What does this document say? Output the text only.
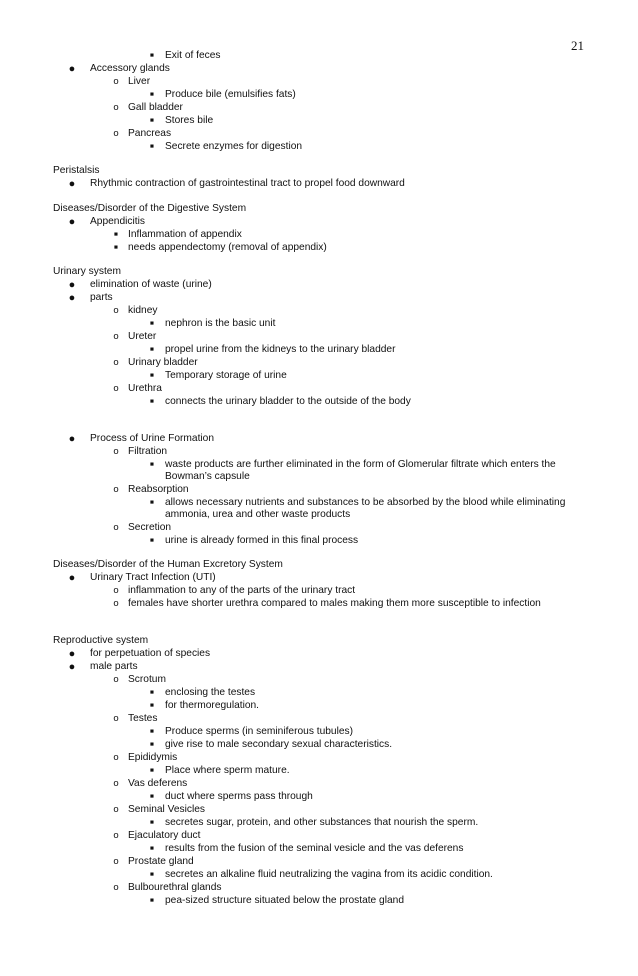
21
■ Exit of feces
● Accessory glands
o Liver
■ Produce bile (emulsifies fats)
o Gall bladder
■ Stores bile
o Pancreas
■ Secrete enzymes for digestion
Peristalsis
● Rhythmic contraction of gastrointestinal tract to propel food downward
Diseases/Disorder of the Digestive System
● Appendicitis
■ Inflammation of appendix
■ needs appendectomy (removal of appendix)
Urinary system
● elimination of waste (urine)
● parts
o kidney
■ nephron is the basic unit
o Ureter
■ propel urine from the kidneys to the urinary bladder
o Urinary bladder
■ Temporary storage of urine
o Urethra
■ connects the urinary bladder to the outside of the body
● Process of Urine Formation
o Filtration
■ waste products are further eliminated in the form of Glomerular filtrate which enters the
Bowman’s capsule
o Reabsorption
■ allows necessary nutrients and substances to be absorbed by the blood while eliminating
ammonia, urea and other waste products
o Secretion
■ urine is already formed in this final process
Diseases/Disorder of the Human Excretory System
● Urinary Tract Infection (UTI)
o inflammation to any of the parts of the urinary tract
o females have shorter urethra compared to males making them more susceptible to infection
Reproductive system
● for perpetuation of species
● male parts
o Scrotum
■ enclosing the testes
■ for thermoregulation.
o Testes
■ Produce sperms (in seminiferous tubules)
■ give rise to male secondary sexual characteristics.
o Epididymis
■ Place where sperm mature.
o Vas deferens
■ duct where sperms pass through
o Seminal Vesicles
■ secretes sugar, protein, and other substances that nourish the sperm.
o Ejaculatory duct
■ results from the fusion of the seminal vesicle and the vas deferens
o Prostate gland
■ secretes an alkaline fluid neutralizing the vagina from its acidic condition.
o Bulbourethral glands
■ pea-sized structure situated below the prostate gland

=-=-=

◆ Problem statement
All of the entries, apart from the pictures, must be returned exactly.

◆ Worked solution
What does this document say? Output the text only.
21
■ Exit of feces
● Accessory glands
o Liver
■ Produce bile (emulsifies fats)
o Gall bladder
■ Stores bile
o Pancreas
■ Secrete enzymes for digestion
Peristalsis
● Rhythmic contraction of gastrointestinal tract to propel food downward
Diseases/Disorder of the Digestive System
● Appendicitis
■ Inflammation of appendix
■ needs appendectomy (removal of appendix)
Urinary system
● elimination of waste (urine)
● parts
o kidney
■ nephron is the basic unit
o Ureter
■ propel urine from the kidneys to the urinary bladder
o Urinary bladder
■ Temporary storage of urine
o Urethra
■ connects the urinary bladder to the outside of the body
● Process of Urine Formation
o Filtration
■ waste products are further eliminated in the form of Glomerular filtrate which enters the
Bowman’s capsule
o Reabsorption
■ allows necessary nutrients and substances to be absorbed by the blood while eliminating
ammonia, urea and other waste products
o Secretion
■ urine is already formed in this final process
Diseases/Disorder of the Human Excretory System
● Urinary Tract Infection (UTI)
o inflammation to any of the parts of the urinary tract
o females have shorter urethra compared to males making them more susceptible to infection
Reproductive system
● for perpetuation of species
● male parts
o Scrotum
■ enclosing the testes
■ for thermoregulation.
o Testes
■ Produce sperms (in seminiferous tubules)
■ give rise to male secondary sexual characteristics.
o Epididymis
■ Place where sperm mature.
o Vas deferens
■ duct where sperms pass through
o Seminal Vesicles
■ secretes sugar, protein, and other substances that nourish the sperm.
o Ejaculatory duct
■ results from the fusion of the seminal vesicle and the vas deferens
o Prostate gland
■ secretes an alkaline fluid neutralizing the vagina from its acidic condition.
o Bulbourethral glands
■ pea-sized structure situated below the prostate gland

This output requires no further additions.